:: What is required ::
Identify each line below containing the string "gold" and copy it.

:: Provided data ::
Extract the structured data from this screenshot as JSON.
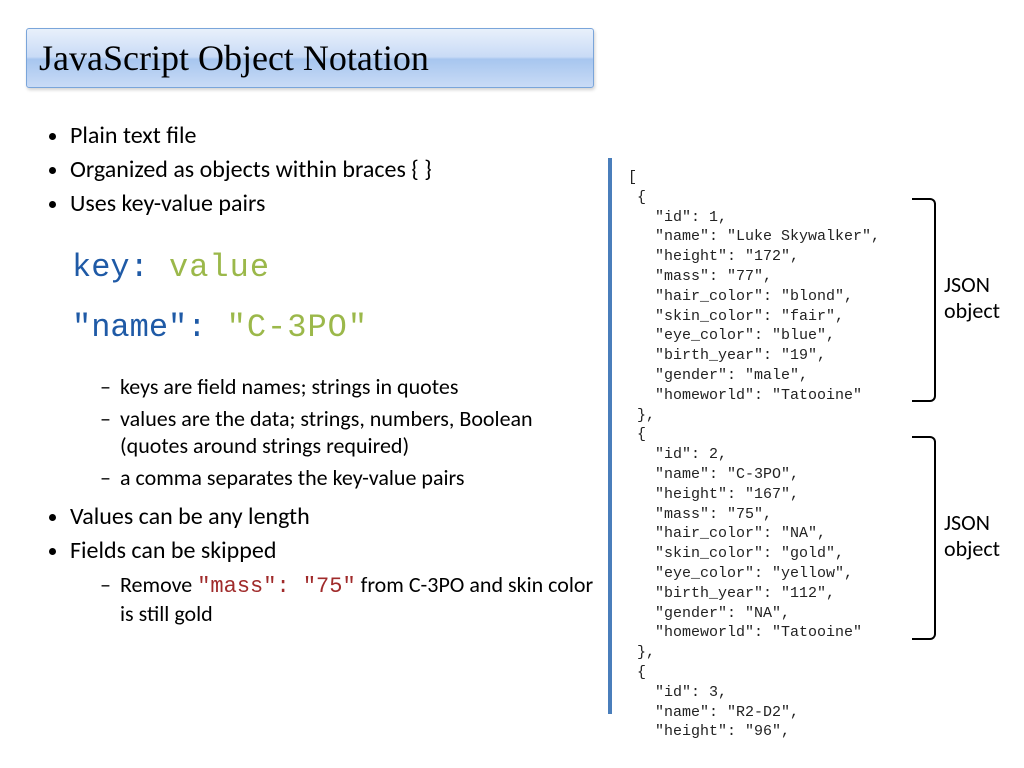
{
  "title": "JavaScript Object Notation",
  "bullets": {
    "b1": "Plain text file",
    "b2": "Organized as objects within braces { }",
    "b3": "Uses key-value pairs",
    "kv1_key": "key:",
    "kv1_val": " value",
    "kv2_key": "\"name\":",
    "kv2_val": " \"C-3PO\"",
    "sub1": "keys are field names; strings in quotes",
    "sub2": "values are the data; strings, numbers, Boolean (quotes around strings required)",
    "sub3": "a comma separates the key-value pairs",
    "b4": "Values can be any length",
    "b5": "Fields can be skipped",
    "sub4_pre": "Remove ",
    "sub4_code": "\"mass\": \"75\"",
    "sub4_post": " from C-3PO and skin color is still gold"
  },
  "json_example": "[\n {\n   \"id\": 1,\n   \"name\": \"Luke Skywalker\",\n   \"height\": \"172\",\n   \"mass\": \"77\",\n   \"hair_color\": \"blond\",\n   \"skin_color\": \"fair\",\n   \"eye_color\": \"blue\",\n   \"birth_year\": \"19\",\n   \"gender\": \"male\",\n   \"homeworld\": \"Tatooine\"\n },\n {\n   \"id\": 2,\n   \"name\": \"C-3PO\",\n   \"height\": \"167\",\n   \"mass\": \"75\",\n   \"hair_color\": \"NA\",\n   \"skin_color\": \"gold\",\n   \"eye_color\": \"yellow\",\n   \"birth_year\": \"112\",\n   \"gender\": \"NA\",\n   \"homeworld\": \"Tatooine\"\n },\n {\n   \"id\": 3,\n   \"name\": \"R2-D2\",\n   \"height\": \"96\",",
  "brace_label": "JSON object"
}
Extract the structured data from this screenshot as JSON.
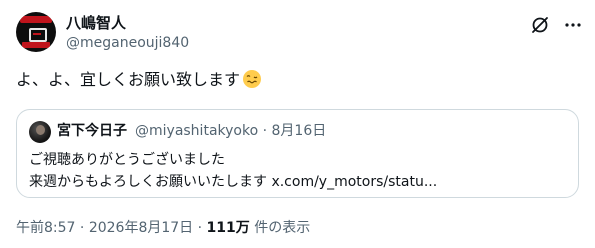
{
  "author": {
    "display_name": "八嶋智人",
    "handle": "@meganeouji840"
  },
  "icons": {
    "grok": "grok-icon",
    "more": "more-icon",
    "emoji": "woozy-face-icon"
  },
  "tweet": {
    "text": "よ、よ、宜しくお願い致します"
  },
  "quote": {
    "display_name": "宮下今日子",
    "handle": "@miyashitakyoko",
    "separator": "·",
    "date": "8月16日",
    "line1": "ご視聴ありがとうございました",
    "line2": "来週からもよろしくお願いいたします x.com/y_motors/statu..."
  },
  "meta": {
    "time": "午前8:57",
    "dot1": "·",
    "date": "2026年8月17日",
    "dot2": "·",
    "views_count": "111万",
    "views_label": "件の表示"
  },
  "colors": {
    "text": "#0f1419",
    "secondary": "#536471",
    "border": "#cfd9de",
    "avatar_red": "#c0141c"
  }
}
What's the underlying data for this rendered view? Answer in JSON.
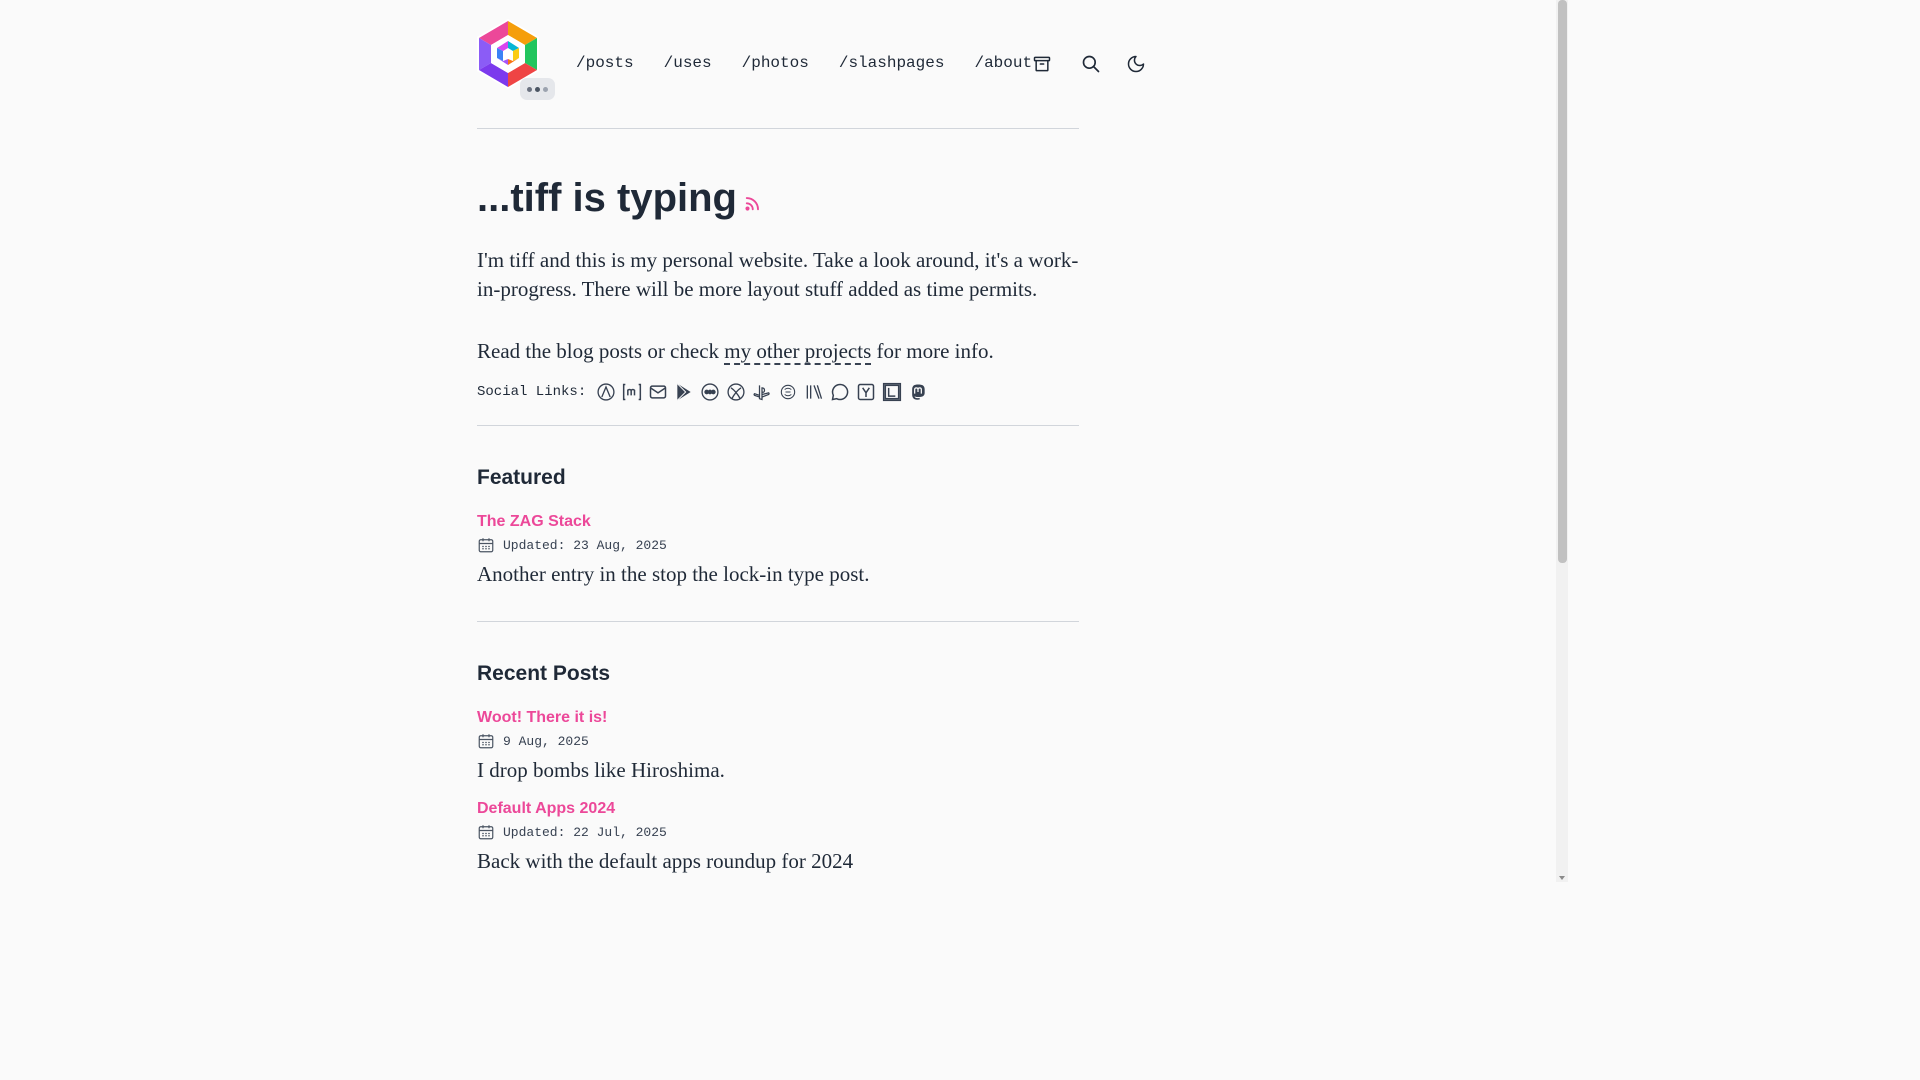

:: Solved exercise ::
    "sub4_post": " from C-3PO and skin color is still gold"
  "json_example": "[\n {\n   \"id\": 1,\n   \"name\": \"Luke Skywalker\",\n   \"height\": \"172\",\n   \"mass\": \"77\",\n   \"hair_color\": \"blond\",\n   \"skin_color\": \"fair\",\n   \"eye_color\": \"blue\",\n   \"birth_year\": \"19\",\n   \"gender\": \"male\",\n   \"homeworld\": \"Tatooine\"\n },\n {\n   \"id\": 2,\n   \"name\": \"C-3PO\",\n   \"height\": \"167\",\n   \"mass\": \"75\",\n   \"hair_color\": \"NA\",\n   \"skin_color\": \"gold\",\n   \"eye_color\": \"yellow\",\n   \"birth_year\": \"112\",\n   \"gender\": \"NA\",\n   \"homeworld\": \"Tatooine\"\n },\n {\n   \"id\": 3,\n   \"name\": \"R2-D2\",\n   \"height\": \"96\",",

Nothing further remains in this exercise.